Each record below must be returned exactly as shown.

* begin Raw records *

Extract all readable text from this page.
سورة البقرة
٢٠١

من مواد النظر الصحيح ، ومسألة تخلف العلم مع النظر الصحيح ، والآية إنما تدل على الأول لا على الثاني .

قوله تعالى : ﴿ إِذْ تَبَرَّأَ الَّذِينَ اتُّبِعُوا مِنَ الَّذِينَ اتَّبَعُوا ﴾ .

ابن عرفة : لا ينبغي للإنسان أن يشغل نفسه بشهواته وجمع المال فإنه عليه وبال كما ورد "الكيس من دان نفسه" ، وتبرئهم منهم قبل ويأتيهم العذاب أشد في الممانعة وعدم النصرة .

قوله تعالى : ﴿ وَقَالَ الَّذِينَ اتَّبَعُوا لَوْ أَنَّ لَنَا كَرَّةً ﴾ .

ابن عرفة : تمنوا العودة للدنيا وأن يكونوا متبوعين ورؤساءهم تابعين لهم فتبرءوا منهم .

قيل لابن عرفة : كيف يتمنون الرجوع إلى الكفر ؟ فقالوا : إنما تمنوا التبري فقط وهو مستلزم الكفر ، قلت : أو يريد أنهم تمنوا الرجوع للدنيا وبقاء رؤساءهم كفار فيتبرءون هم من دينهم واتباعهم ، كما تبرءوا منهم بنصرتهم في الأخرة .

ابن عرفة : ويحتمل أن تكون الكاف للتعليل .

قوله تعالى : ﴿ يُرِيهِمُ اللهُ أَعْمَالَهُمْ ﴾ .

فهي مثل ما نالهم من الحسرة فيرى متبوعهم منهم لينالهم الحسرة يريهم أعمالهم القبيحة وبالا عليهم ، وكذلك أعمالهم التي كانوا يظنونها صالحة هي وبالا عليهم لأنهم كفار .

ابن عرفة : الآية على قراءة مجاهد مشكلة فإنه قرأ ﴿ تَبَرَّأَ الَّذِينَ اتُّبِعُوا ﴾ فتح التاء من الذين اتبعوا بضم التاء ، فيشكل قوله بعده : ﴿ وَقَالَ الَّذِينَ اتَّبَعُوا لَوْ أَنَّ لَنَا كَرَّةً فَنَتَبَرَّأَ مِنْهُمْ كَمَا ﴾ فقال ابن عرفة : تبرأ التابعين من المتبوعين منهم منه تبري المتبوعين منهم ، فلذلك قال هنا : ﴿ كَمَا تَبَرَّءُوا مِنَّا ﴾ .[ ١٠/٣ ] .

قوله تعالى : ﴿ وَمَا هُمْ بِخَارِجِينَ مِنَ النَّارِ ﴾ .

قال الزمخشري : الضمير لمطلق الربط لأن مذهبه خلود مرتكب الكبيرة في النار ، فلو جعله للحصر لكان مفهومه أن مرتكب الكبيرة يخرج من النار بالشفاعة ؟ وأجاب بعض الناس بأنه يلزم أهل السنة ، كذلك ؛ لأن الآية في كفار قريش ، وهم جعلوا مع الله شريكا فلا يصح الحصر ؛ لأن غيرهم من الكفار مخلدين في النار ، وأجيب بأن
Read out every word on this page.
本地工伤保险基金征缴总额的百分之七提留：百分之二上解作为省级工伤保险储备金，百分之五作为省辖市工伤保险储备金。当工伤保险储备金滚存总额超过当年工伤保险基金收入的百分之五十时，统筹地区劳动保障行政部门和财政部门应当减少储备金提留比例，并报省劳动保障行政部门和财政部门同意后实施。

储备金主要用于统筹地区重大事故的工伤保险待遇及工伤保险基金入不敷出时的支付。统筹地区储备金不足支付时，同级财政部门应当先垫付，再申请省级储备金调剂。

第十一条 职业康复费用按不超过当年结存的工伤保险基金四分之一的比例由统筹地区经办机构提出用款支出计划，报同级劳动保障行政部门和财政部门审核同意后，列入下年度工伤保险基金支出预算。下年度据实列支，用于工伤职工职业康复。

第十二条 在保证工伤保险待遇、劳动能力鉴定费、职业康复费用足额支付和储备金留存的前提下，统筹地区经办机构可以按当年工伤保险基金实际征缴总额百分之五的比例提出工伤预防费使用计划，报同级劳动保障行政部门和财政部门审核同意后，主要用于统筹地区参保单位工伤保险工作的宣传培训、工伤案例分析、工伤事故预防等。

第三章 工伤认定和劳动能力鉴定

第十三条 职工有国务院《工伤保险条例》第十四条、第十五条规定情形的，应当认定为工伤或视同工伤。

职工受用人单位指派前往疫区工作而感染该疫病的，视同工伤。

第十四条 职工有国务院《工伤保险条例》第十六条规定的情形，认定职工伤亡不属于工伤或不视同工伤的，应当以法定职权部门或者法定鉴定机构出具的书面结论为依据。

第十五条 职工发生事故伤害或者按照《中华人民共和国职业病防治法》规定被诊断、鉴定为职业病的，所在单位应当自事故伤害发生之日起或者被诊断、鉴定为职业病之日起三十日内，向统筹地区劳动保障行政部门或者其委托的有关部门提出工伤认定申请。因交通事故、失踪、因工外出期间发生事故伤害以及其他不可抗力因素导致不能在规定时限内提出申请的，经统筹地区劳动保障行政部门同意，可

* end Raw records *

# Solution
Extract all readable text from this page.
سورة البقرة
٢٠١

من مواد النظر الصحيح ، ومسألة تخلف العلم مع النظر الصحيح ، والآية إنما تدل على الأول لا على الثاني .

قوله تعالى : ﴿ إِذْ تَبَرَّأَ الَّذِينَ اتُّبِعُوا مِنَ الَّذِينَ اتَّبَعُوا ﴾ .

ابن عرفة : لا ينبغي للإنسان أن يشغل نفسه بشهواته وجمع المال فإنه عليه وبال كما ورد "الكيس من دان نفسه" ، وتبرئهم منهم قبل ويأتيهم العذاب أشد في الممانعة وعدم النصرة .

قوله تعالى : ﴿ وَقَالَ الَّذِينَ اتَّبَعُوا لَوْ أَنَّ لَنَا كَرَّةً ﴾ .

ابن عرفة : تمنوا العودة للدنيا وأن يكونوا متبوعين ورؤساءهم تابعين لهم فتبرءوا منهم .

قيل لابن عرفة : كيف يتمنون الرجوع إلى الكفر ؟ فقالوا : إنما تمنوا التبري فقط وهو مستلزم الكفر ، قلت : أو يريد أنهم تمنوا الرجوع للدنيا وبقاء رؤساءهم كفار فيتبرءون هم من دينهم واتباعهم ، كما تبرءوا منهم بنصرتهم في الأخرة .

ابن عرفة : ويحتمل أن تكون الكاف للتعليل .

قوله تعالى : ﴿ يُرِيهِمُ اللهُ أَعْمَالَهُمْ ﴾ .

فهي مثل ما نالهم من الحسرة فيرى متبوعهم منهم لينالهم الحسرة يريهم أعمالهم القبيحة وبالا عليهم ، وكذلك أعمالهم التي كانوا يظنونها صالحة هي وبالا عليهم لأنهم كفار .

ابن عرفة : الآية على قراءة مجاهد مشكلة فإنه قرأ ﴿ تَبَرَّأَ الَّذِينَ اتُّبِعُوا ﴾ فتح التاء من الذين اتبعوا بضم التاء ، فيشكل قوله بعده : ﴿ وَقَالَ الَّذِينَ اتَّبَعُوا لَوْ أَنَّ لَنَا كَرَّةً فَنَتَبَرَّأَ مِنْهُمْ كَمَا ﴾ فقال ابن عرفة : تبرأ التابعين من المتبوعين منهم منه تبري المتبوعين منهم ، فلذلك قال هنا : ﴿ كَمَا تَبَرَّءُوا مِنَّا ﴾ .[ ١٠/٣ ] .

قوله تعالى : ﴿ وَمَا هُمْ بِخَارِجِينَ مِنَ النَّارِ ﴾ .

قال الزمخشري : الضمير لمطلق الربط لأن مذهبه خلود مرتكب الكبيرة في النار ، فلو جعله للحصر لكان مفهومه أن مرتكب الكبيرة يخرج من النار بالشفاعة ؟ وأجاب بعض الناس بأنه يلزم أهل السنة ، كذلك ؛ لأن الآية في كفار قريش ، وهم جعلوا مع الله شريكا فلا يصح الحصر ؛ لأن غيرهم من الكفار مخلدين في النار ، وأجيب بأن
Read out every word on this page.
本地工伤保险基金征缴总额的百分之七提留：百分之二上解作为省级工伤保险储备金，百分之五作为省辖市工伤保险储备金。当工伤保险储备金滚存总额超过当年工伤保险基金收入的百分之五十时，统筹地区劳动保障行政部门和财政部门应当减少储备金提留比例，并报省劳动保障行政部门和财政部门同意后实施。

储备金主要用于统筹地区重大事故的工伤保险待遇及工伤保险基金入不敷出时的支付。统筹地区储备金不足支付时，同级财政部门应当先垫付，再申请省级储备金调剂。

第十一条 职业康复费用按不超过当年结存的工伤保险基金四分之一的比例由统筹地区经办机构提出用款支出计划，报同级劳动保障行政部门和财政部门审核同意后，列入下年度工伤保险基金支出预算。下年度据实列支，用于工伤职工职业康复。

第十二条 在保证工伤保险待遇、劳动能力鉴定费、职业康复费用足额支付和储备金留存的前提下，统筹地区经办机构可以按当年工伤保险基金实际征缴总额百分之五的比例提出工伤预防费使用计划，报同级劳动保障行政部门和财政部门审核同意后，主要用于统筹地区参保单位工伤保险工作的宣传培训、工伤案例分析、工伤事故预防等。

第三章 工伤认定和劳动能力鉴定

第十三条 职工有国务院《工伤保险条例》第十四条、第十五条规定情形的，应当认定为工伤或视同工伤。

职工受用人单位指派前往疫区工作而感染该疫病的，视同工伤。

第十四条 职工有国务院《工伤保险条例》第十六条规定的情形，认定职工伤亡不属于工伤或不视同工伤的，应当以法定职权部门或者法定鉴定机构出具的书面结论为依据。

第十五条 职工发生事故伤害或者按照《中华人民共和国职业病防治法》规定被诊断、鉴定为职业病的，所在单位应当自事故伤害发生之日起或者被诊断、鉴定为职业病之日起三十日内，向统筹地区劳动保障行政部门或者其委托的有关部门提出工伤认定申请。因交通事故、失踪、因工外出期间发生事故伤害以及其他不可抗力因素导致不能在规定时限内提出申请的，经统筹地区劳动保障行政部门同意，可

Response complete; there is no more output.